EXERCISE INPUTS: Begin

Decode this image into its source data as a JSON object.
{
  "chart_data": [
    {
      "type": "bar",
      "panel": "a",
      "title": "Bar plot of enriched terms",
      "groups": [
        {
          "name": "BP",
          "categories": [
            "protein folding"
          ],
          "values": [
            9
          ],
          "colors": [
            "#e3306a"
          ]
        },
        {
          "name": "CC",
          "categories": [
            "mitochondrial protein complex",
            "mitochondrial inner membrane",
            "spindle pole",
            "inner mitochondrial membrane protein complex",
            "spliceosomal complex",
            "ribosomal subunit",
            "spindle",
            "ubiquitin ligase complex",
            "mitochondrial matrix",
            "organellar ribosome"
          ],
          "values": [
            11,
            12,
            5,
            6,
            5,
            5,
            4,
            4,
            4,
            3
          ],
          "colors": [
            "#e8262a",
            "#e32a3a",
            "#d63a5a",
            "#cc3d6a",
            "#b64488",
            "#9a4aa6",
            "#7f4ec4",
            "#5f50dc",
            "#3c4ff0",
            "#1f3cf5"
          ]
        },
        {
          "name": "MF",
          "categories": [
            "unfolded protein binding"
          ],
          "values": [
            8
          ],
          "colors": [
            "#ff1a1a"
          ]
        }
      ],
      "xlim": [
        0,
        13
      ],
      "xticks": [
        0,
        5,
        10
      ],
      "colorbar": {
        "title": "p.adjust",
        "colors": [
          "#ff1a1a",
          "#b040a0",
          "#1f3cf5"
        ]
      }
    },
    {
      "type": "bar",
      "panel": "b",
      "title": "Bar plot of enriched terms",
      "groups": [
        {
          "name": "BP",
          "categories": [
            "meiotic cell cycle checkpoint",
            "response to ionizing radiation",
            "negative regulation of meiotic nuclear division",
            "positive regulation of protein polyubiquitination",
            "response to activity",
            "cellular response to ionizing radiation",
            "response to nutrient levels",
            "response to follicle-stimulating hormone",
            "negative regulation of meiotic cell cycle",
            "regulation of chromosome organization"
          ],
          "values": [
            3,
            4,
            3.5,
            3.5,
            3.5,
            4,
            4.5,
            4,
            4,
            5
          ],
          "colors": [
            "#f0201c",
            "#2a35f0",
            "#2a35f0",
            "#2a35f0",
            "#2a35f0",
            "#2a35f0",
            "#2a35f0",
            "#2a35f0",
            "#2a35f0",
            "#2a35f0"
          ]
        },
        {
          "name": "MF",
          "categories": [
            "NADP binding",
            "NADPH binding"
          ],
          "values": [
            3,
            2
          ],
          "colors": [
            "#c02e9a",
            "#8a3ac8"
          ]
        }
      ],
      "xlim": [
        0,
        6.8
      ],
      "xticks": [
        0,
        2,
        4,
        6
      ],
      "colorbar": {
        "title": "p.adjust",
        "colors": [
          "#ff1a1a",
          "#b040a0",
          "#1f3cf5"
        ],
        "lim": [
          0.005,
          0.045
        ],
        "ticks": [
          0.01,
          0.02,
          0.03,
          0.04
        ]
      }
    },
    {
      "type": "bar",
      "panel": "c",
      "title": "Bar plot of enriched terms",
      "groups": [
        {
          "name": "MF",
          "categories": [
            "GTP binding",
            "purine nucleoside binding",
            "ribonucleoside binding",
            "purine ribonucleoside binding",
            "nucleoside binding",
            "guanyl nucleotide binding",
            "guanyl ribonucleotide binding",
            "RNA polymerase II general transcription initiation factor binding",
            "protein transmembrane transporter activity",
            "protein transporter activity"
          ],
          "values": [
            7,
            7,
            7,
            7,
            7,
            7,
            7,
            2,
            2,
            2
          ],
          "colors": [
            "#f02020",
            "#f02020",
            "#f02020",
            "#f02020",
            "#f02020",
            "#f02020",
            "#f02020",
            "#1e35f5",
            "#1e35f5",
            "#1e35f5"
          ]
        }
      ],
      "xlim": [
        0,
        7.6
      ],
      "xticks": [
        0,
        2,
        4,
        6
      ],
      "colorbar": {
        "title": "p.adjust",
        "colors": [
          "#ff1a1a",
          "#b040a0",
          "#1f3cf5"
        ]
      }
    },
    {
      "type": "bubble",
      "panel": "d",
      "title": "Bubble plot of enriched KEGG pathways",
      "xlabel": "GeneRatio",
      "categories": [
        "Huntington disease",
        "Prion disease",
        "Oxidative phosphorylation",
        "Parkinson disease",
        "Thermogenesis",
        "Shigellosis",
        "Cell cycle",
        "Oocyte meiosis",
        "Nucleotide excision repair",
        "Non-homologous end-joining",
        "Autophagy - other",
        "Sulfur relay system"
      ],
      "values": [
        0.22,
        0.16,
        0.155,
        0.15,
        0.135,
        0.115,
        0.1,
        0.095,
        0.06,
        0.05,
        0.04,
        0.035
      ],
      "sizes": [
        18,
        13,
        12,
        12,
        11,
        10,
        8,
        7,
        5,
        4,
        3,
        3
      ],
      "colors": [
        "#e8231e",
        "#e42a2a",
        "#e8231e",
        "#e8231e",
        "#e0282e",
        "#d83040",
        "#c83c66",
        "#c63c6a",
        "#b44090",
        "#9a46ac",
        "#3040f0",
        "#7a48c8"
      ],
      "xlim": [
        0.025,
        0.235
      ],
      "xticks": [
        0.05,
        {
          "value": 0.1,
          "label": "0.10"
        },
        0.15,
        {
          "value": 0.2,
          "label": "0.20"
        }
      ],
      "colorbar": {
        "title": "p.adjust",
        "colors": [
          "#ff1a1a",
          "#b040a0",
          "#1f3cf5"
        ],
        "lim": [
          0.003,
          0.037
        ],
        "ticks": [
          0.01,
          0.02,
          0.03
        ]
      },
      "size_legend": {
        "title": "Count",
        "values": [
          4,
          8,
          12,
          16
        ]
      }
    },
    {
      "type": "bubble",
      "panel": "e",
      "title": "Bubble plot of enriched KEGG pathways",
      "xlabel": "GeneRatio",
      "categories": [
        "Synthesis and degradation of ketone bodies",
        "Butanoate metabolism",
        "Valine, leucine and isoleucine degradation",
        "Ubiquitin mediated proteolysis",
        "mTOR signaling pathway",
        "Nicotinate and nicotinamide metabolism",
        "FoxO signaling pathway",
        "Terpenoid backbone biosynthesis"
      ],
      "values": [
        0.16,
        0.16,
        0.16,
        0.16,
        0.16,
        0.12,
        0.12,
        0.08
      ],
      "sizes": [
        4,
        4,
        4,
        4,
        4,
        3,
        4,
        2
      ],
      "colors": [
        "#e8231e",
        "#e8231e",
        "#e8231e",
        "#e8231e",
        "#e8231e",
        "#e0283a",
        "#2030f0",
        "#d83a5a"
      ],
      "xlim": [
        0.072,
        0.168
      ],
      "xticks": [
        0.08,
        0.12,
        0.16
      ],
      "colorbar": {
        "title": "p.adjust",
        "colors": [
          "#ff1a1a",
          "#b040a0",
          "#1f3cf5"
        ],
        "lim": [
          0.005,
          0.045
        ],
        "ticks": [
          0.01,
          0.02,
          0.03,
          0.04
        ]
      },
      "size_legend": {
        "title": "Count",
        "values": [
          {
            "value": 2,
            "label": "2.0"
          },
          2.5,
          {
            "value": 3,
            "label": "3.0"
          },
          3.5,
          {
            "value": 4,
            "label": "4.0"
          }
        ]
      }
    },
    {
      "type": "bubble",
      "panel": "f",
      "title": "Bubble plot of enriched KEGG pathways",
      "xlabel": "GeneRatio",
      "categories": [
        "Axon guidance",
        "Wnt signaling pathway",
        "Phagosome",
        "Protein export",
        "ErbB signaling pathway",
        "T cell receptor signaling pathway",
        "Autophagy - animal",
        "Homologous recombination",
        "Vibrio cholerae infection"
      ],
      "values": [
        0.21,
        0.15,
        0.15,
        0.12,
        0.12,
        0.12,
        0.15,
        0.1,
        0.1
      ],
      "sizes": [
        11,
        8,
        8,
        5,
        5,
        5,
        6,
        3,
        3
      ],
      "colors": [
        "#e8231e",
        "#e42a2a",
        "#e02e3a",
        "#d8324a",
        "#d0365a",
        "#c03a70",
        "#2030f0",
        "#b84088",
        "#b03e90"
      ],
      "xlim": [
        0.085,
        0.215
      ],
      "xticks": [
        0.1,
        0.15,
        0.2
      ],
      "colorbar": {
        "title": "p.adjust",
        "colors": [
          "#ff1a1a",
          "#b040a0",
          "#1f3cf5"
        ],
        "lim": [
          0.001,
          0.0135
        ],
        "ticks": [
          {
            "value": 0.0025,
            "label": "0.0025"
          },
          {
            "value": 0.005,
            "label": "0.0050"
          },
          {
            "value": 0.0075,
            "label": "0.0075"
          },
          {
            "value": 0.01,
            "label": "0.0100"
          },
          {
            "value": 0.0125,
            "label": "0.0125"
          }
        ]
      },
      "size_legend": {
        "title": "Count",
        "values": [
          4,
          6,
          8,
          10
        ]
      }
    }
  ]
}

EXERCISE INPUTS: End

Say how many lines in the entries include the string "inner", and write nothing besides that number.

2